## Start Data for the task

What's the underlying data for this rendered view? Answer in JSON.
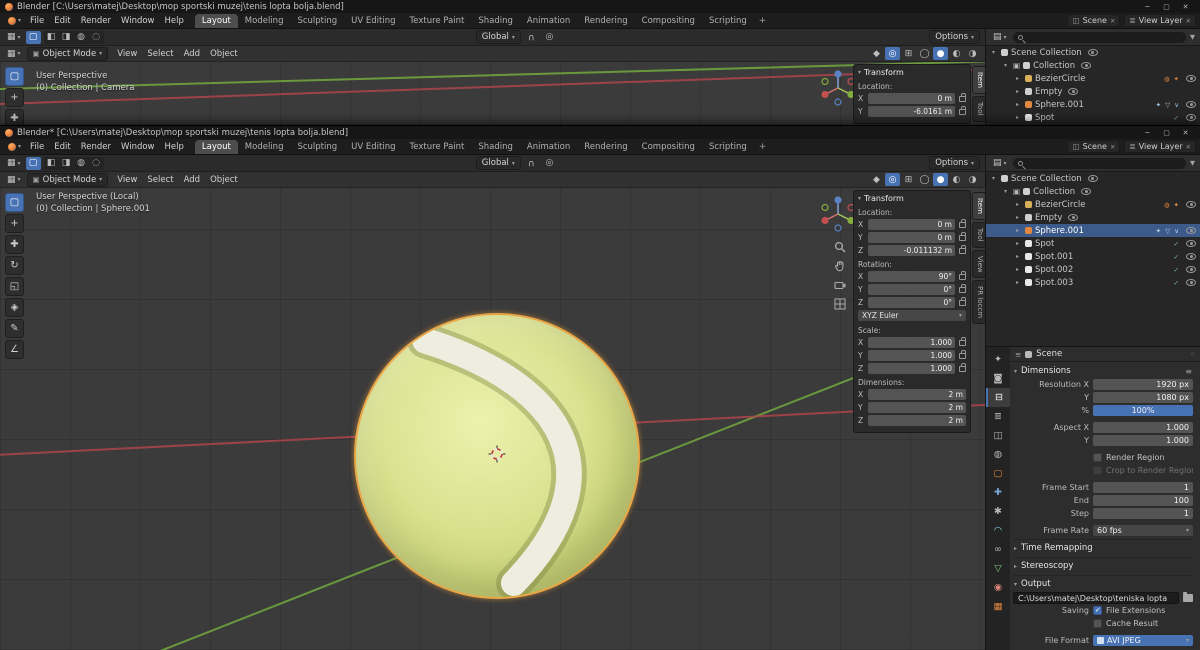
{
  "chrome": {
    "menus": [
      "File",
      "Edit",
      "Render",
      "Window",
      "Help"
    ],
    "workspaces": [
      "Layout",
      "Modeling",
      "Sculpting",
      "UV Editing",
      "Texture Paint",
      "Shading",
      "Animation",
      "Rendering",
      "Compositing",
      "Scripting"
    ],
    "active_workspace": "Layout",
    "new_tab_label": "+",
    "mode_label": "Object Mode",
    "viewport_menus": [
      "View",
      "Select",
      "Add",
      "Object"
    ],
    "orientation_label": "Global",
    "options_label": "Options",
    "scene_selector_label": "Scene",
    "view_layer_selector_label": "View Layer",
    "caret_down": "▾",
    "caret_right": "▸",
    "accent_color": "#4772b3",
    "selection_outline_color": "#ed9d3c",
    "window_buttons": [
      {
        "name": "minimize",
        "glyph": "─"
      },
      {
        "name": "maximize",
        "glyph": "▢"
      },
      {
        "name": "close",
        "glyph": "✕"
      }
    ],
    "icons": {
      "editor_viewport": "▦",
      "editor_outliner": "▤",
      "editor_properties": "≡",
      "mode_icon": "▣",
      "magnet": "∪",
      "proportional": "◎",
      "funnel": "▼",
      "presets": "≡",
      "pin": "◦",
      "x_small": "✕"
    },
    "select_modes": [
      {
        "name": "select-mode-tweak",
        "glyph": "◧"
      },
      {
        "name": "select-mode-box",
        "glyph": "◨"
      },
      {
        "name": "select-mode-circle",
        "glyph": "◍"
      },
      {
        "name": "select-mode-lasso",
        "glyph": "◌"
      }
    ],
    "viewport_toggles": [
      {
        "name": "toggle-gizmos",
        "glyph": "◆"
      },
      {
        "name": "toggle-overlays",
        "glyph": "◎",
        "active": true
      },
      {
        "name": "toggle-xray",
        "glyph": "⊞"
      },
      {
        "name": "shading-wireframe",
        "glyph": "◯"
      },
      {
        "name": "shading-solid",
        "glyph": "●",
        "active": true
      },
      {
        "name": "shading-material",
        "glyph": "◐"
      },
      {
        "name": "shading-rendered",
        "glyph": "◑"
      }
    ],
    "tools": [
      {
        "name": "tool-select-box",
        "glyph": "▢",
        "active": true
      },
      {
        "name": "tool-cursor",
        "glyph": "+"
      },
      {
        "name": "tool-move",
        "glyph": "✚"
      },
      {
        "name": "tool-rotate",
        "glyph": "↻"
      },
      {
        "name": "tool-scale",
        "glyph": "◱"
      },
      {
        "name": "tool-transform",
        "glyph": "◈"
      },
      {
        "name": "tool-annotate",
        "glyph": "✎"
      },
      {
        "name": "tool-measure",
        "glyph": "∠"
      }
    ]
  },
  "top_window": {
    "title": "Blender [C:\\Users\\matej\\Desktop\\mop sportski muzej\\tenis lopta bolja.blend]",
    "viewport_mode": "User Perspective",
    "viewport_context": "(0) Collection | Camera",
    "npanel": {
      "header": "Transform",
      "location_label": "Location:",
      "rows": [
        {
          "axis": "X",
          "value": "0 m"
        },
        {
          "axis": "Y",
          "value": "-6.0161 m"
        }
      ],
      "tabs": [
        {
          "label": "Item",
          "active": true
        },
        {
          "label": "Tool"
        }
      ]
    },
    "outliner_rows": [
      {
        "label": "Scene Collection",
        "depth": 0,
        "caret": "▾",
        "icon_color": "#cfcfcf"
      },
      {
        "label": "Collection",
        "depth": 1,
        "caret": "▾",
        "check_glyph": "▣",
        "icon_color": "#cfcfcf"
      },
      {
        "label": "BezierCircle",
        "depth": 2,
        "caret": "▸",
        "icon_color": "#d8b05a",
        "extra": "◍ ✦",
        "extra_color": "#e0883f"
      },
      {
        "label": "Empty",
        "depth": 2,
        "caret": "▸",
        "icon_color": "#cfcfcf"
      },
      {
        "label": "Sphere.001",
        "depth": 2,
        "caret": "▸",
        "icon_color": "#e0883f",
        "extra": "✦ ▽ ∨",
        "extra_color": "#9fc3e8"
      },
      {
        "label": "Spot",
        "depth": 2,
        "caret": "▸",
        "icon_color": "#e8e8e8",
        "extra": "✓",
        "extra_color": "#7dc87d"
      }
    ]
  },
  "bottom_window": {
    "title": "Blender* [C:\\Users\\matej\\Desktop\\mop sportski muzej\\tenis lopta bolja.blend]",
    "viewport_mode": "User Perspective (Local)",
    "viewport_context": "(0) Collection | Sphere.001",
    "npanel": {
      "header": "Transform",
      "rotation_mode": "XYZ Euler",
      "tabs": [
        {
          "label": "Item",
          "active": true
        },
        {
          "label": "Tool"
        },
        {
          "label": "View"
        },
        {
          "label": "PR loccm"
        }
      ],
      "groups": [
        {
          "label": "Location:",
          "rows": [
            {
              "axis": "X",
              "value": "0 m"
            },
            {
              "axis": "Y",
              "value": "0 m"
            },
            {
              "axis": "Z",
              "value": "-0.011132 m"
            }
          ]
        },
        {
          "label": "Rotation:",
          "rows": [
            {
              "axis": "X",
              "value": "90°"
            },
            {
              "axis": "Y",
              "value": "0°"
            },
            {
              "axis": "Z",
              "value": "0°"
            }
          ]
        },
        {
          "label": "Scale:",
          "rows": [
            {
              "axis": "X",
              "value": "1.000"
            },
            {
              "axis": "Y",
              "value": "1.000"
            },
            {
              "axis": "Z",
              "value": "1.000"
            }
          ]
        },
        {
          "label": "Dimensions:",
          "rows": [
            {
              "axis": "X",
              "value": "2 m"
            },
            {
              "axis": "Y",
              "value": "2 m"
            },
            {
              "axis": "Z",
              "value": "2 m"
            }
          ]
        }
      ]
    },
    "outliner_rows": [
      {
        "label": "Scene Collection",
        "depth": 0,
        "caret": "▾",
        "icon_color": "#cfcfcf"
      },
      {
        "label": "Collection",
        "depth": 1,
        "caret": "▾",
        "check_glyph": "▣",
        "icon_color": "#cfcfcf"
      },
      {
        "label": "BezierCircle",
        "depth": 2,
        "caret": "▸",
        "icon_color": "#d8b05a",
        "extra": "◍ ✦",
        "extra_color": "#e0883f"
      },
      {
        "label": "Empty",
        "depth": 2,
        "caret": "▸",
        "icon_color": "#cfcfcf"
      },
      {
        "label": "Sphere.001",
        "depth": 2,
        "caret": "▸",
        "icon_color": "#e0883f",
        "selected": true,
        "extra": "✦ ▽ ∨",
        "extra_color": "#bcd2ea"
      },
      {
        "label": "Spot",
        "depth": 2,
        "caret": "▸",
        "icon_color": "#e8e8e8",
        "extra": "✓",
        "extra_color": "#7dc87d"
      },
      {
        "label": "Spot.001",
        "depth": 2,
        "caret": "▸",
        "icon_color": "#e8e8e8",
        "extra": "✓",
        "extra_color": "#7dc87d"
      },
      {
        "label": "Spot.002",
        "depth": 2,
        "caret": "▸",
        "icon_color": "#e8e8e8",
        "extra": "✓",
        "extra_color": "#7dc87d"
      },
      {
        "label": "Spot.003",
        "depth": 2,
        "caret": "▸",
        "icon_color": "#e8e8e8",
        "extra": "✓",
        "extra_color": "#7dc87d"
      }
    ],
    "props_tabs": [
      {
        "name": "tool",
        "glyph": "✦",
        "color": "#b8b8b8"
      },
      {
        "name": "render",
        "glyph": "◙",
        "color": "#b8b8b8"
      },
      {
        "name": "output",
        "glyph": "⊟",
        "color": "#ffffff",
        "active": true
      },
      {
        "name": "view-layer",
        "glyph": "≣",
        "color": "#b8b8b8"
      },
      {
        "name": "scene",
        "glyph": "◫",
        "color": "#b8b8b8"
      },
      {
        "name": "world",
        "glyph": "◍",
        "color": "#b8b8b8"
      },
      {
        "name": "object",
        "glyph": "▢",
        "color": "#e0883f"
      },
      {
        "name": "modifiers",
        "glyph": "✚",
        "color": "#7aa5d8"
      },
      {
        "name": "particles",
        "glyph": "✱",
        "color": "#b8b8b8"
      },
      {
        "name": "physics",
        "glyph": "◠",
        "color": "#8fd0e8"
      },
      {
        "name": "constraints",
        "glyph": "∞",
        "color": "#b8b8b8"
      },
      {
        "name": "object-data",
        "glyph": "▽",
        "color": "#7dc87d"
      },
      {
        "name": "material",
        "glyph": "◉",
        "color": "#d9857a"
      },
      {
        "name": "texture",
        "glyph": "▦",
        "color": "#e0883f"
      }
    ],
    "props": {
      "breadcrumb_scene": "Scene",
      "dimensions_header": "Dimensions",
      "resolution_x_label": "Resolution X",
      "resolution_x_value": "1920 px",
      "resolution_y_label": "Y",
      "resolution_y_value": "1080 px",
      "resolution_pct_label": "%",
      "resolution_pct_value": "100%",
      "aspect_x_label": "Aspect X",
      "aspect_x_value": "1.000",
      "aspect_y_label": "Y",
      "aspect_y_value": "1.000",
      "render_region_label": "Render Region",
      "render_region_checked": false,
      "crop_render_region_label": "Crop to Render Region",
      "crop_render_region_checked": false,
      "frame_start_label": "Frame Start",
      "frame_start_value": "1",
      "frame_end_label": "End",
      "frame_end_value": "100",
      "frame_step_label": "Step",
      "frame_step_value": "1",
      "frame_rate_label": "Frame Rate",
      "frame_rate_value": "60 fps",
      "time_remapping_header": "Time Remapping",
      "stereoscopy_header": "Stereoscopy",
      "output_header": "Output",
      "output_path_value": "C:\\Users\\matej\\Desktop\\teniska lopta",
      "saving_label": "Saving",
      "file_extensions_label": "File Extensions",
      "file_extensions_checked": true,
      "cache_result_label": "Cache Result",
      "cache_result_checked": false,
      "file_format_label": "File Format",
      "file_format_value": "AVI JPEG"
    }
  }
}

## End Data for the task

### What you need to do:
Count the lines in the entries above that include the string "sportski", then give only that figure.

### Final answer:
2